WHAT YOU NEED TO DO:
Omit the pictures and output every entry below exactly as written.

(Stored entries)
——
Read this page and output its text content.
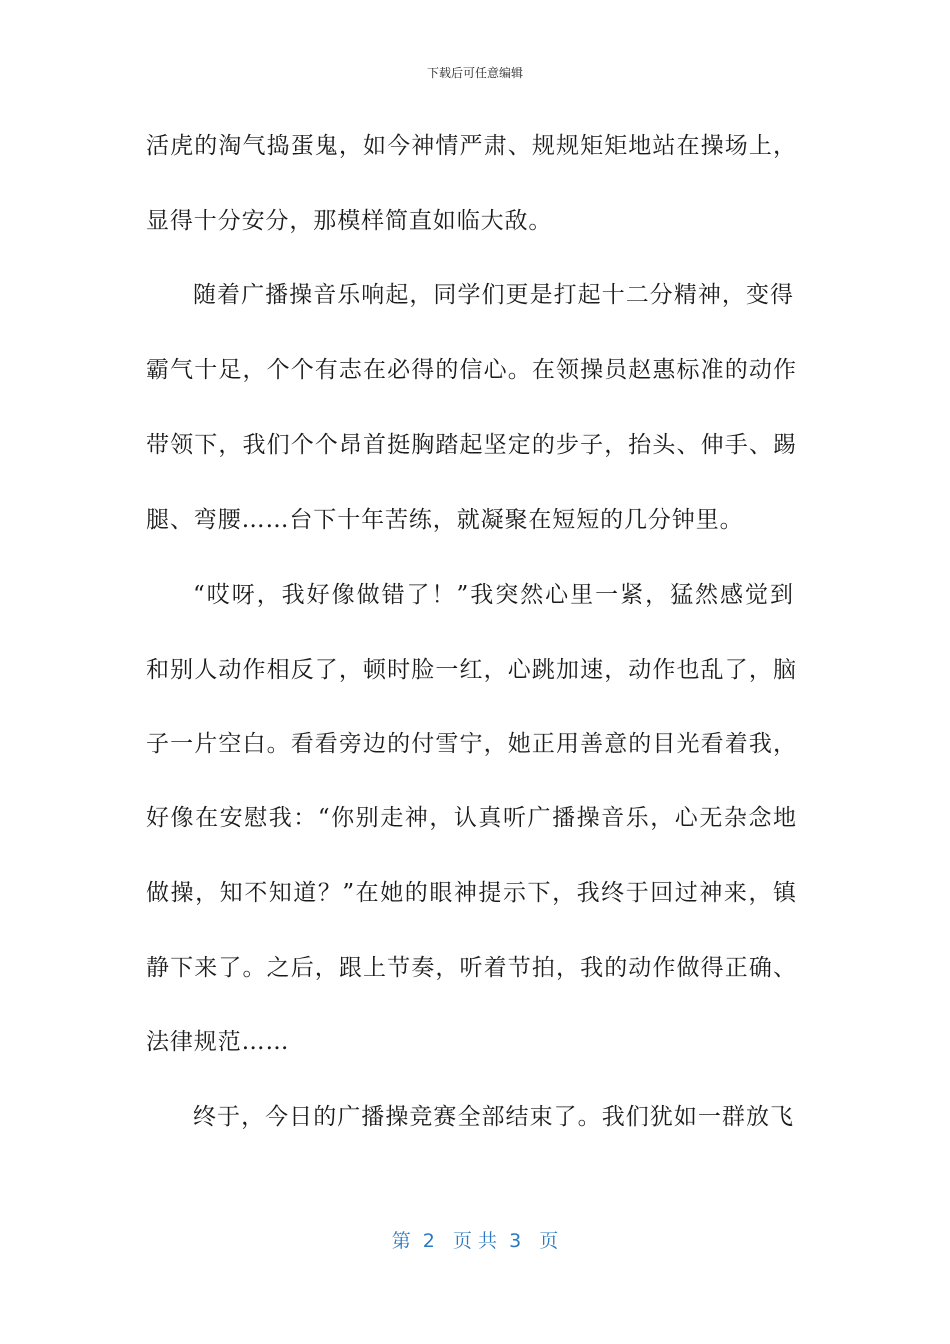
下载后可任意编辑
活虎的淘气捣蛋鬼，如今神情严肃、规规矩矩地站在操场上，
显得十分安分，那模样简直如临大敌。
随着广播操音乐响起，同学们更是打起十二分精神，变得
霸气十足，个个有志在必得的信心。在领操员赵惠标准的动作
带领下，我们个个昂首挺胸踏起坚定的步子，抬头、伸手、踢
腿、弯腰……台下十年苦练，就凝聚在短短的几分钟里。
“哎呀，我好像做错了！”我突然心里一紧，猛然感觉到
和别人动作相反了，顿时脸一红，心跳加速，动作也乱了，脑
子一片空白。看看旁边的付雪宁，她正用善意的目光看着我，
好像在安慰我：“你别走神，认真听广播操音乐，心无杂念地
做操，知不知道？”在她的眼神提示下，我终于回过神来，镇
静下来了。之后，跟上节奏，听着节拍，我的动作做得正确、
法律规范……
终于，今日的广播操竞赛全部结束了。我们犹如一群放飞
第  2   页 共  3   页
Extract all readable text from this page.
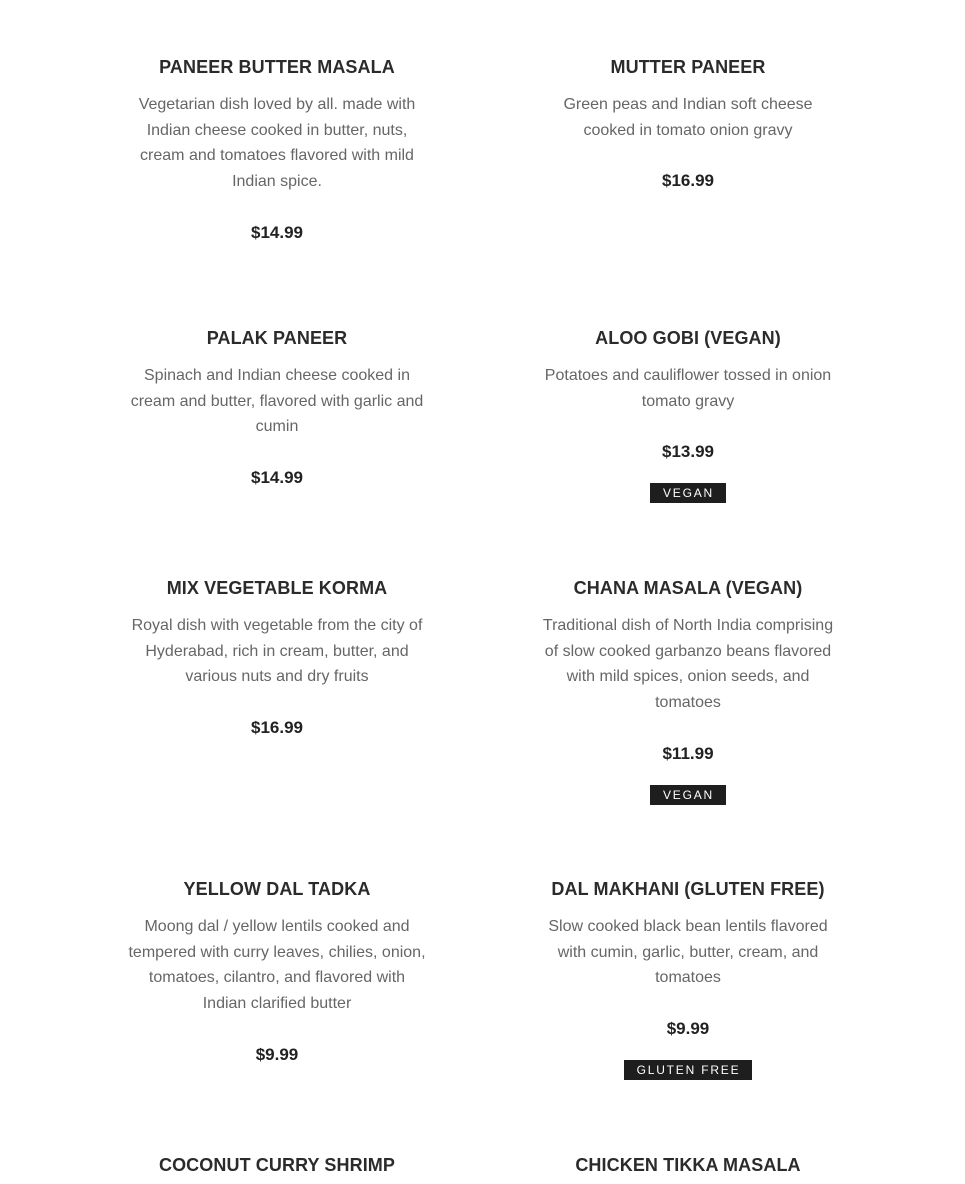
PANEER BUTTER MASALA

Vegetarian dish loved by all. made with Indian cheese cooked in butter, nuts, cream and tomatoes flavored with mild Indian spice.

$14.99
MUTTER PANEER

Green peas and Indian soft cheese cooked in tomato onion gravy

$16.99
PALAK PANEER

Spinach and Indian cheese cooked in cream and butter, flavored with garlic and cumin

$14.99
ALOO GOBI (VEGAN)

Potatoes and cauliflower tossed in onion tomato gravy

$13.99
VEGAN
MIX VEGETABLE KORMA

Royal dish with vegetable from the city of Hyderabad, rich in cream, butter, and various nuts and dry fruits

$16.99
CHANA MASALA (VEGAN)

Traditional dish of North India comprising of slow cooked garbanzo beans flavored with mild spices, onion seeds, and tomatoes

$11.99
VEGAN
YELLOW DAL TADKA

Moong dal / yellow lentils cooked and tempered with curry leaves, chilies, onion, tomatoes, cilantro, and flavored with Indian clarified butter

$9.99
DAL MAKHANI (GLUTEN FREE)

Slow cooked black bean lentils flavored with cumin, garlic, butter, cream, and tomatoes

$9.99
GLUTEN FREE
COCONUT CURRY SHRIMP	CHICKEN TIKKA MASALA
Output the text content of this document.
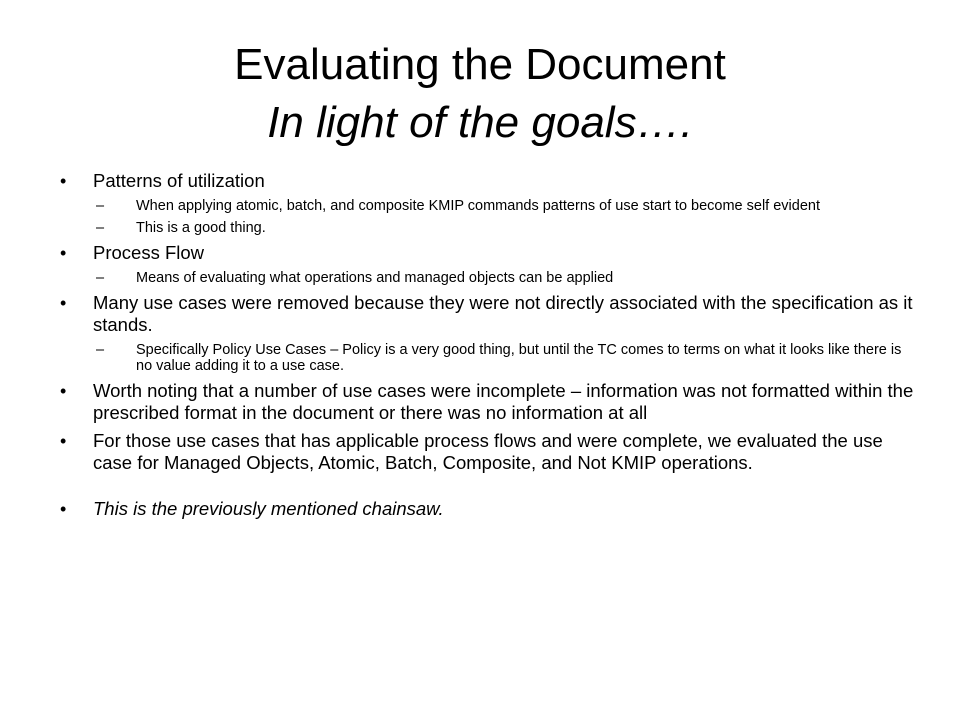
Evaluating the Document
In light of the goals….
• Patterns of utilization
– When applying atomic, batch, and composite KMIP commands patterns of use start to become self evident
– This is a good thing.
• Process Flow
– Means of evaluating what operations and managed objects can be applied
• Many use cases were removed because they were not directly associated with the specification as it stands.
– Specifically Policy Use Cases – Policy is a very good thing, but until the TC comes to terms on what it looks like there is no value adding it to a use case.
• Worth noting that a number of use cases were incomplete – information was not formatted within the prescribed format in the document or there was no information at all
• For those use cases that has applicable process flows and were complete, we evaluated the use case for Managed Objects, Atomic, Batch, Composite, and Not KMIP operations.
• This is the previously mentioned chainsaw.
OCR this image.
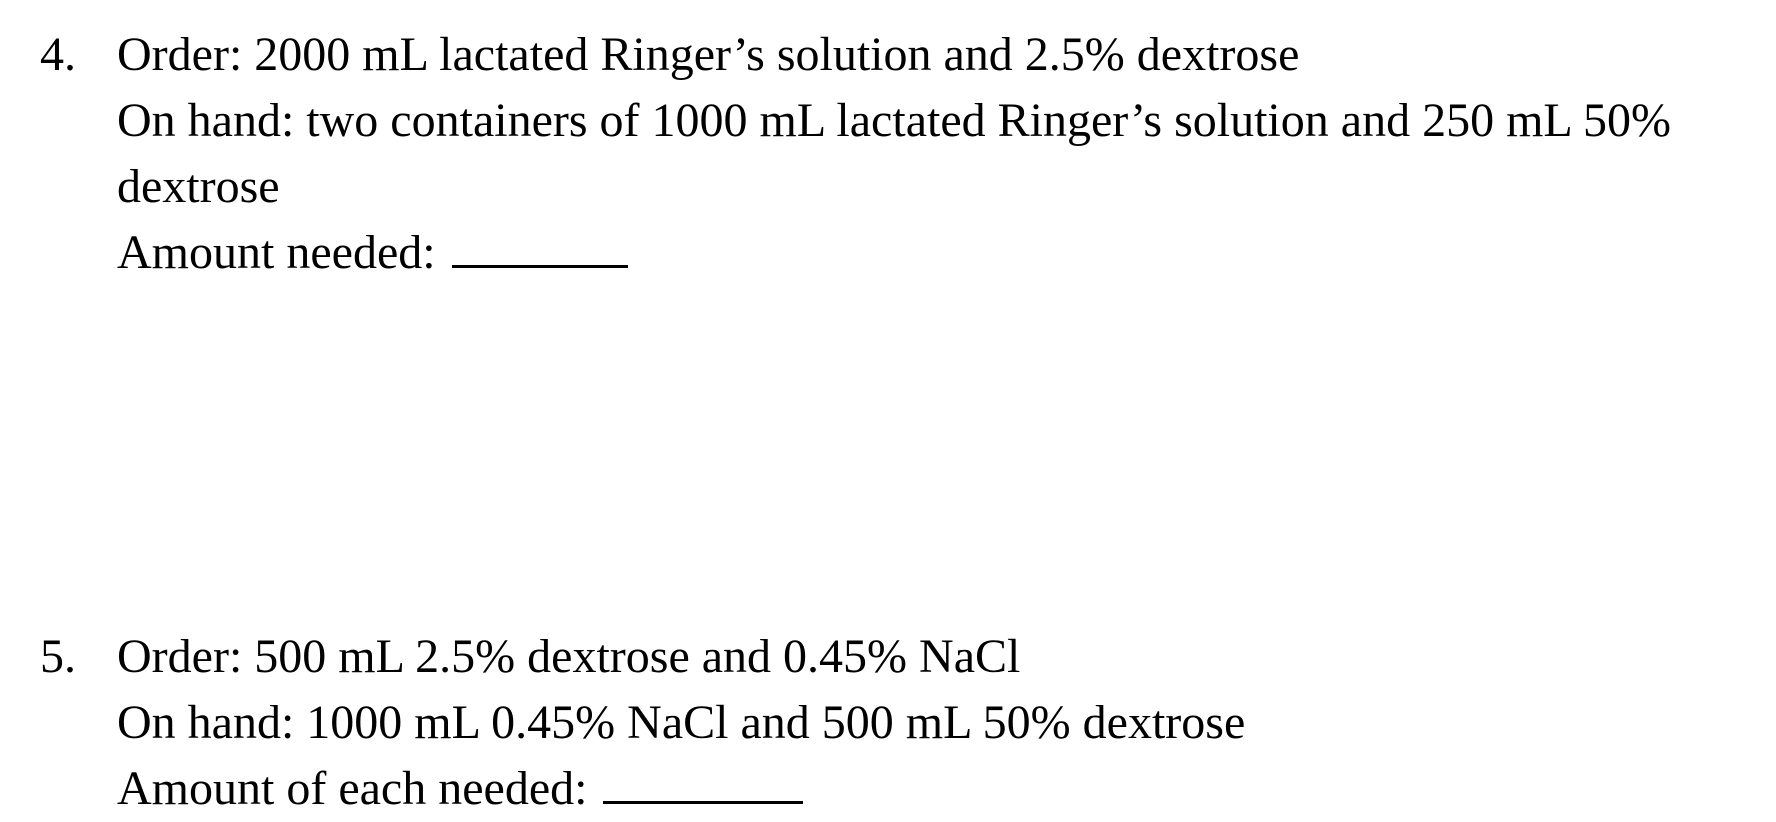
4. Order: 2000 mL lactated Ringer’s solution and 2.5% dextrose
On hand: two containers of 1000 mL lactated Ringer’s solution and 250 mL 50%
dextrose
Amount needed:
5. Order: 500 mL 2.5% dextrose and 0.45% NaCl
On hand: 1000 mL 0.45% NaCl and 500 mL 50% dextrose
Amount of each needed:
——
WRITTEN RESPONSE:
Read this page and output its text content.
下载后可任意编辑
活虎的淘气捣蛋鬼，如今神情严肃、规规矩矩地站在操场上，
显得十分安分，那模样简直如临大敌。
随着广播操音乐响起，同学们更是打起十二分精神，变得
霸气十足，个个有志在必得的信心。在领操员赵惠标准的动作
带领下，我们个个昂首挺胸踏起坚定的步子，抬头、伸手、踢
腿、弯腰……台下十年苦练，就凝聚在短短的几分钟里。
“哎呀，我好像做错了！”我突然心里一紧，猛然感觉到
和别人动作相反了，顿时脸一红，心跳加速，动作也乱了，脑
子一片空白。看看旁边的付雪宁，她正用善意的目光看着我，
好像在安慰我：“你别走神，认真听广播操音乐，心无杂念地
做操，知不知道？”在她的眼神提示下，我终于回过神来，镇
静下来了。之后，跟上节奏，听着节拍，我的动作做得正确、
法律规范……
终于，今日的广播操竞赛全部结束了。我们犹如一群放飞
第  2   页 共  3   页
Extract all readable text from this page.
PANEER BUTTER MASALA

Vegetarian dish loved by all. made with Indian cheese cooked in butter, nuts, cream and tomatoes flavored with mild Indian spice.

$14.99
MUTTER PANEER

Green peas and Indian soft cheese cooked in tomato onion gravy

$16.99
PALAK PANEER

Spinach and Indian cheese cooked in cream and butter, flavored with garlic and cumin

$14.99
ALOO GOBI (VEGAN)

Potatoes and cauliflower tossed in onion tomato gravy

$13.99
VEGAN
MIX VEGETABLE KORMA

Royal dish with vegetable from the city of Hyderabad, rich in cream, butter, and various nuts and dry fruits

$16.99
CHANA MASALA (VEGAN)

Traditional dish of North India comprising of slow cooked garbanzo beans flavored with mild spices, onion seeds, and tomatoes

$11.99
VEGAN
YELLOW DAL TADKA

Moong dal / yellow lentils cooked and tempered with curry leaves, chilies, onion, tomatoes, cilantro, and flavored with Indian clarified butter

$9.99
DAL MAKHANI (GLUTEN FREE)

Slow cooked black bean lentils flavored with cumin, garlic, butter, cream, and tomatoes

$9.99
GLUTEN FREE
COCONUT CURRY SHRIMP	CHICKEN TIKKA MASALA
Output the text content of this document.
Evaluating the Document
In light of the goals….
• Patterns of utilization
– When applying atomic, batch, and composite KMIP commands patterns of use start to become self evident
– This is a good thing.
• Process Flow
– Means of evaluating what operations and managed objects can be applied
• Many use cases were removed because they were not directly associated with the specification as it stands.
– Specifically Policy Use Cases – Policy is a very good thing, but until the TC comes to terms on what it looks like there is no value adding it to a use case.
• Worth noting that a number of use cases were incomplete – information was not formatted within the prescribed format in the document or there was no information at all
• For those use cases that has applicable process flows and were complete, we evaluated the use case for Managed Objects, Atomic, Batch, Composite, and Not KMIP operations.
• This is the previously mentioned chainsaw.
OCR this image.
4. Order: 2000 mL lactated Ringer’s solution and 2.5% dextrose
On hand: two containers of 1000 mL lactated Ringer’s solution and 250 mL 50%
dextrose
Amount needed:
5. Order: 500 mL 2.5% dextrose and 0.45% NaCl
On hand: 1000 mL 0.45% NaCl and 500 mL 50% dextrose
Amount of each needed:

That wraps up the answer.